-- start EXCERPTED RECORDS --

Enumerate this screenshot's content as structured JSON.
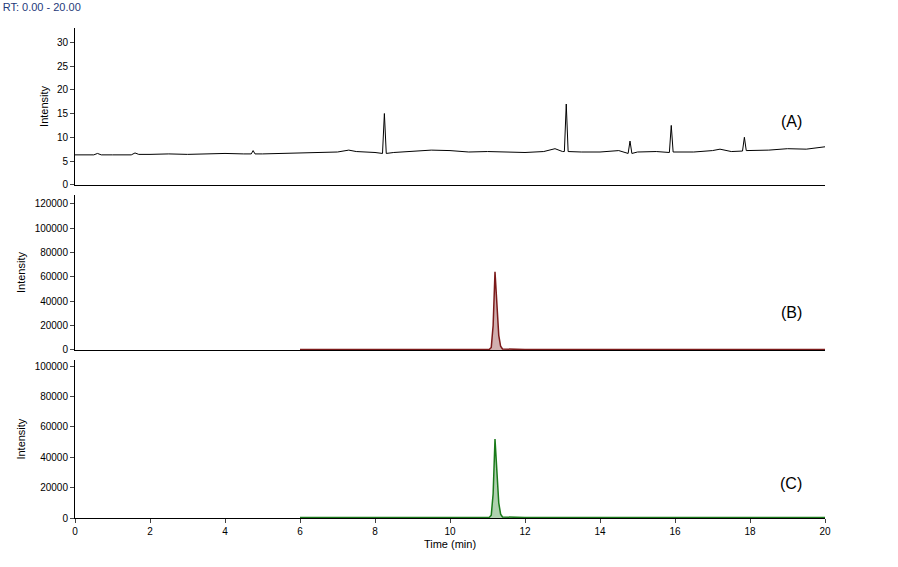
{
  "chart_data": [
    {
      "type": "line",
      "title": "RT: 0.00 - 20.00",
      "label": "(A)",
      "label_at": [
        19.1,
        13.3
      ],
      "ylabel": "Intensity",
      "color": "#000000",
      "tick_labels": "y",
      "x": [
        0,
        0.5,
        0.6,
        0.7,
        1,
        1.5,
        1.6,
        1.7,
        2,
        2.5,
        3,
        3.5,
        4,
        4.5,
        4.7,
        4.75,
        4.8,
        5,
        5.5,
        6,
        6.5,
        7,
        7.3,
        7.5,
        8,
        8.2,
        8.25,
        8.3,
        8.5,
        9,
        9.5,
        10,
        10.5,
        11,
        11.5,
        12,
        12.5,
        12.8,
        13,
        13.05,
        13.1,
        13.15,
        13.5,
        14,
        14.5,
        14.75,
        14.8,
        14.85,
        15,
        15.5,
        15.85,
        15.9,
        15.95,
        16.5,
        17,
        17.2,
        17.5,
        17.8,
        17.85,
        17.9,
        18.5,
        19,
        19.5,
        20
      ],
      "values": [
        6.3,
        6.3,
        6.6,
        6.3,
        6.3,
        6.3,
        6.7,
        6.4,
        6.4,
        6.5,
        6.4,
        6.5,
        6.6,
        6.5,
        6.5,
        7.2,
        6.5,
        6.5,
        6.6,
        6.6,
        6.7,
        6.9,
        7.3,
        7.0,
        6.8,
        6.6,
        15,
        6.6,
        6.8,
        7.0,
        7.3,
        7.2,
        6.9,
        7.0,
        6.9,
        6.8,
        7.0,
        7.6,
        7.0,
        7.0,
        17,
        7.0,
        6.9,
        6.9,
        7.2,
        6.6,
        9.2,
        6.6,
        6.9,
        7.0,
        6.8,
        12.5,
        6.9,
        6.9,
        7.2,
        7.5,
        7.0,
        7.1,
        10,
        7.2,
        7.3,
        7.6,
        7.5,
        8.0
      ],
      "xlim": [
        0,
        20
      ],
      "xticks": [
        0,
        2,
        4,
        6,
        8,
        10,
        12,
        14,
        16,
        18,
        20
      ],
      "ylim": [
        0,
        33
      ],
      "yticks": [
        0,
        5,
        10,
        15,
        20,
        25,
        30
      ]
    },
    {
      "type": "area",
      "label": "(B)",
      "label_at": [
        19.1,
        30400
      ],
      "ylabel": "Intensity",
      "color": "#7b1a1a",
      "tick_labels": "y",
      "x": [
        6,
        8,
        10,
        11,
        11.05,
        11.1,
        11.15,
        11.2,
        11.25,
        11.3,
        11.35,
        11.4,
        12,
        14,
        16,
        18,
        20
      ],
      "values": [
        300,
        300,
        300,
        300,
        500,
        2000,
        20000,
        64000,
        40000,
        12000,
        3000,
        800,
        300,
        300,
        300,
        300,
        300
      ],
      "xlim": [
        0,
        20
      ],
      "xticks": [
        0,
        2,
        4,
        6,
        8,
        10,
        12,
        14,
        16,
        18,
        20
      ],
      "ylim": [
        0,
        127000
      ],
      "yticks": [
        0,
        20000,
        40000,
        60000,
        80000,
        100000,
        120000
      ]
    },
    {
      "type": "area",
      "label": "(C)",
      "label_at": [
        19.1,
        23000
      ],
      "ylabel": "Intensity",
      "xlabel": "Time (min)",
      "color": "#1a7a1a",
      "x": [
        6,
        8,
        10,
        11,
        11.05,
        11.1,
        11.15,
        11.2,
        11.25,
        11.3,
        11.35,
        11.4,
        12,
        14,
        16,
        18,
        20
      ],
      "values": [
        300,
        300,
        300,
        300,
        500,
        1800,
        16000,
        52000,
        33000,
        10000,
        2500,
        700,
        300,
        300,
        300,
        300,
        300
      ],
      "xlim": [
        0,
        20
      ],
      "xticks": [
        0,
        2,
        4,
        6,
        8,
        10,
        12,
        14,
        16,
        18,
        20
      ],
      "ylim": [
        0,
        104000
      ],
      "yticks": [
        0,
        20000,
        40000,
        60000,
        80000,
        100000
      ]
    }
  ]
}
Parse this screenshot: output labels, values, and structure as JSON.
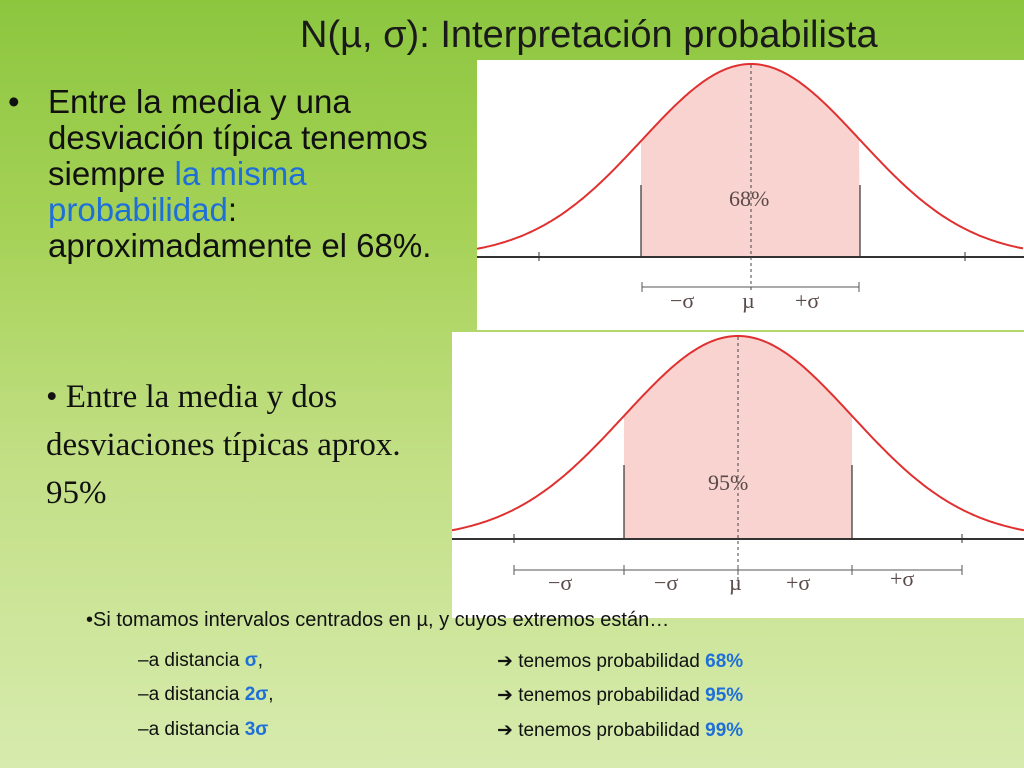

-- end EXCERPTED RECORDS --

**WRITTEN TASK**. Transcribe the full listing above exactly as it stands, minus the pictures.

**EXERCISE OUTPUT**.
Enumerate this screenshot's content as structured JSON.
{
  "chart_data": [
    {
      "type": "line",
      "title": "RT: 0.00 - 20.00",
      "label": "(A)",
      "label_at": [
        19.1,
        13.3
      ],
      "ylabel": "Intensity",
      "color": "#000000",
      "tick_labels": "y",
      "x": [
        0,
        0.5,
        0.6,
        0.7,
        1,
        1.5,
        1.6,
        1.7,
        2,
        2.5,
        3,
        3.5,
        4,
        4.5,
        4.7,
        4.75,
        4.8,
        5,
        5.5,
        6,
        6.5,
        7,
        7.3,
        7.5,
        8,
        8.2,
        8.25,
        8.3,
        8.5,
        9,
        9.5,
        10,
        10.5,
        11,
        11.5,
        12,
        12.5,
        12.8,
        13,
        13.05,
        13.1,
        13.15,
        13.5,
        14,
        14.5,
        14.75,
        14.8,
        14.85,
        15,
        15.5,
        15.85,
        15.9,
        15.95,
        16.5,
        17,
        17.2,
        17.5,
        17.8,
        17.85,
        17.9,
        18.5,
        19,
        19.5,
        20
      ],
      "values": [
        6.3,
        6.3,
        6.6,
        6.3,
        6.3,
        6.3,
        6.7,
        6.4,
        6.4,
        6.5,
        6.4,
        6.5,
        6.6,
        6.5,
        6.5,
        7.2,
        6.5,
        6.5,
        6.6,
        6.6,
        6.7,
        6.9,
        7.3,
        7.0,
        6.8,
        6.6,
        15,
        6.6,
        6.8,
        7.0,
        7.3,
        7.2,
        6.9,
        7.0,
        6.9,
        6.8,
        7.0,
        7.6,
        7.0,
        7.0,
        17,
        7.0,
        6.9,
        6.9,
        7.2,
        6.6,
        9.2,
        6.6,
        6.9,
        7.0,
        6.8,
        12.5,
        6.9,
        6.9,
        7.2,
        7.5,
        7.0,
        7.1,
        10,
        7.2,
        7.3,
        7.6,
        7.5,
        8.0
      ],
      "xlim": [
        0,
        20
      ],
      "xticks": [
        0,
        2,
        4,
        6,
        8,
        10,
        12,
        14,
        16,
        18,
        20
      ],
      "ylim": [
        0,
        33
      ],
      "yticks": [
        0,
        5,
        10,
        15,
        20,
        25,
        30
      ]
    },
    {
      "type": "area",
      "label": "(B)",
      "label_at": [
        19.1,
        30400
      ],
      "ylabel": "Intensity",
      "color": "#7b1a1a",
      "tick_labels": "y",
      "x": [
        6,
        8,
        10,
        11,
        11.05,
        11.1,
        11.15,
        11.2,
        11.25,
        11.3,
        11.35,
        11.4,
        12,
        14,
        16,
        18,
        20
      ],
      "values": [
        300,
        300,
        300,
        300,
        500,
        2000,
        20000,
        64000,
        40000,
        12000,
        3000,
        800,
        300,
        300,
        300,
        300,
        300
      ],
      "xlim": [
        0,
        20
      ],
      "xticks": [
        0,
        2,
        4,
        6,
        8,
        10,
        12,
        14,
        16,
        18,
        20
      ],
      "ylim": [
        0,
        127000
      ],
      "yticks": [
        0,
        20000,
        40000,
        60000,
        80000,
        100000,
        120000
      ]
    },
    {
      "type": "area",
      "label": "(C)",
      "label_at": [
        19.1,
        23000
      ],
      "ylabel": "Intensity",
      "xlabel": "Time (min)",
      "color": "#1a7a1a",
      "x": [
        6,
        8,
        10,
        11,
        11.05,
        11.1,
        11.15,
        11.2,
        11.25,
        11.3,
        11.35,
        11.4,
        12,
        14,
        16,
        18,
        20
      ],
      "values": [
        300,
        300,
        300,
        300,
        500,
        1800,
        16000,
        52000,
        33000,
        10000,
        2500,
        700,
        300,
        300,
        300,
        300,
        300
      ],
      "xlim": [
        0,
        20
      ],
      "xticks": [
        0,
        2,
        4,
        6,
        8,
        10,
        12,
        14,
        16,
        18,
        20
      ],
      "ylim": [
        0,
        104000
      ],
      "yticks": [
        0,
        20000,
        40000,
        60000,
        80000,
        100000
      ]
    }
  ]
}
Parse this screenshot: output labels, values, and structure as JSON.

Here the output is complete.